## To be done
Write out all of the lines below, exactly and completely.

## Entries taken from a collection
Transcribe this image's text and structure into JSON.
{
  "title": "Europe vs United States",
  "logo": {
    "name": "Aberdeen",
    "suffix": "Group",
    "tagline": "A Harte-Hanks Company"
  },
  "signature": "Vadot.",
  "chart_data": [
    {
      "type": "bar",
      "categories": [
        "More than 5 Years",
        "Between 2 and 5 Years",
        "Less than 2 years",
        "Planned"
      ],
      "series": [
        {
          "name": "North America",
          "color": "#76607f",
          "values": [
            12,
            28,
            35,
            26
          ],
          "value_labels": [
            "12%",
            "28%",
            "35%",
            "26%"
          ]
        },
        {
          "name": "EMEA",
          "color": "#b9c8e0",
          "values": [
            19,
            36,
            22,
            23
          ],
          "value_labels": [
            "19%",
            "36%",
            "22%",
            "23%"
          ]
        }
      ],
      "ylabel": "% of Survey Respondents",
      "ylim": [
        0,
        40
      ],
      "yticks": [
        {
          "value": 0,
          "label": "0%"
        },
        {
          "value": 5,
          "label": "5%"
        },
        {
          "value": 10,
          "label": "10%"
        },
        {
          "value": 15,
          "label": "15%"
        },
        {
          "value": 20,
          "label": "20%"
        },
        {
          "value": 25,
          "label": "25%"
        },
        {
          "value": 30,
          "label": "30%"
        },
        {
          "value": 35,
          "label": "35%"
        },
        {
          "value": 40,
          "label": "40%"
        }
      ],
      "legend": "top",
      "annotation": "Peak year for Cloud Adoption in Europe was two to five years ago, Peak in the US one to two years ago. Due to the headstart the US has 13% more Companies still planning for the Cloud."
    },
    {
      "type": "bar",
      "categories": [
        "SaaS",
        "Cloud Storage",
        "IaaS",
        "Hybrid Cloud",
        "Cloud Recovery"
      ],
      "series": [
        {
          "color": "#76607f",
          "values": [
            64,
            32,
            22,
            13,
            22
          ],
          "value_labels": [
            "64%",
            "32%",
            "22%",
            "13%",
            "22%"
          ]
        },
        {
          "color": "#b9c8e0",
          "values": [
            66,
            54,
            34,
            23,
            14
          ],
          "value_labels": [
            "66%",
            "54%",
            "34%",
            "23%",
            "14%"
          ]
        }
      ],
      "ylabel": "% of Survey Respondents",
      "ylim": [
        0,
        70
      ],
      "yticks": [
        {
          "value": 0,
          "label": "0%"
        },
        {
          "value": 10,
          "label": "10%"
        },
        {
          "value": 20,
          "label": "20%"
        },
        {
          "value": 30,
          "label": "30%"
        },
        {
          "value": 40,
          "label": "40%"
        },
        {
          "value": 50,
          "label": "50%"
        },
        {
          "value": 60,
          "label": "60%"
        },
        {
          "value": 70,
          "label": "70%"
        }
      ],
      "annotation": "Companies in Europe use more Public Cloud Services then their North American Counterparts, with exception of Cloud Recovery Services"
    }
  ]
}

## Answer below
Transcribe this image's text and structure into JSON.
{
  "title": "Europe vs United States",
  "logo": {
    "name": "Aberdeen",
    "suffix": "Group",
    "tagline": "A Harte-Hanks Company"
  },
  "signature": "Vadot.",
  "chart_data": [
    {
      "type": "bar",
      "categories": [
        "More than 5 Years",
        "Between 2 and 5 Years",
        "Less than 2 years",
        "Planned"
      ],
      "series": [
        {
          "name": "North America",
          "color": "#76607f",
          "values": [
            12,
            28,
            35,
            26
          ],
          "value_labels": [
            "12%",
            "28%",
            "35%",
            "26%"
          ]
        },
        {
          "name": "EMEA",
          "color": "#b9c8e0",
          "values": [
            19,
            36,
            22,
            23
          ],
          "value_labels": [
            "19%",
            "36%",
            "22%",
            "23%"
          ]
        }
      ],
      "ylabel": "% of Survey Respondents",
      "ylim": [
        0,
        40
      ],
      "yticks": [
        {
          "value": 0,
          "label": "0%"
        },
        {
          "value": 5,
          "label": "5%"
        },
        {
          "value": 10,
          "label": "10%"
        },
        {
          "value": 15,
          "label": "15%"
        },
        {
          "value": 20,
          "label": "20%"
        },
        {
          "value": 25,
          "label": "25%"
        },
        {
          "value": 30,
          "label": "30%"
        },
        {
          "value": 35,
          "label": "35%"
        },
        {
          "value": 40,
          "label": "40%"
        }
      ],
      "legend": "top",
      "annotation": "Peak year for Cloud Adoption in Europe was two to five years ago, Peak in the US one to two years ago. Due to the headstart the US has 13% more Companies still planning for the Cloud."
    },
    {
      "type": "bar",
      "categories": [
        "SaaS",
        "Cloud Storage",
        "IaaS",
        "Hybrid Cloud",
        "Cloud Recovery"
      ],
      "series": [
        {
          "color": "#76607f",
          "values": [
            64,
            32,
            22,
            13,
            22
          ],
          "value_labels": [
            "64%",
            "32%",
            "22%",
            "13%",
            "22%"
          ]
        },
        {
          "color": "#b9c8e0",
          "values": [
            66,
            54,
            34,
            23,
            14
          ],
          "value_labels": [
            "66%",
            "54%",
            "34%",
            "23%",
            "14%"
          ]
        }
      ],
      "ylabel": "% of Survey Respondents",
      "ylim": [
        0,
        70
      ],
      "yticks": [
        {
          "value": 0,
          "label": "0%"
        },
        {
          "value": 10,
          "label": "10%"
        },
        {
          "value": 20,
          "label": "20%"
        },
        {
          "value": 30,
          "label": "30%"
        },
        {
          "value": 40,
          "label": "40%"
        },
        {
          "value": 50,
          "label": "50%"
        },
        {
          "value": 60,
          "label": "60%"
        },
        {
          "value": 70,
          "label": "70%"
        }
      ],
      "annotation": "Companies in Europe use more Public Cloud Services then their North American Counterparts, with exception of Cloud Recovery Services"
    }
  ]
}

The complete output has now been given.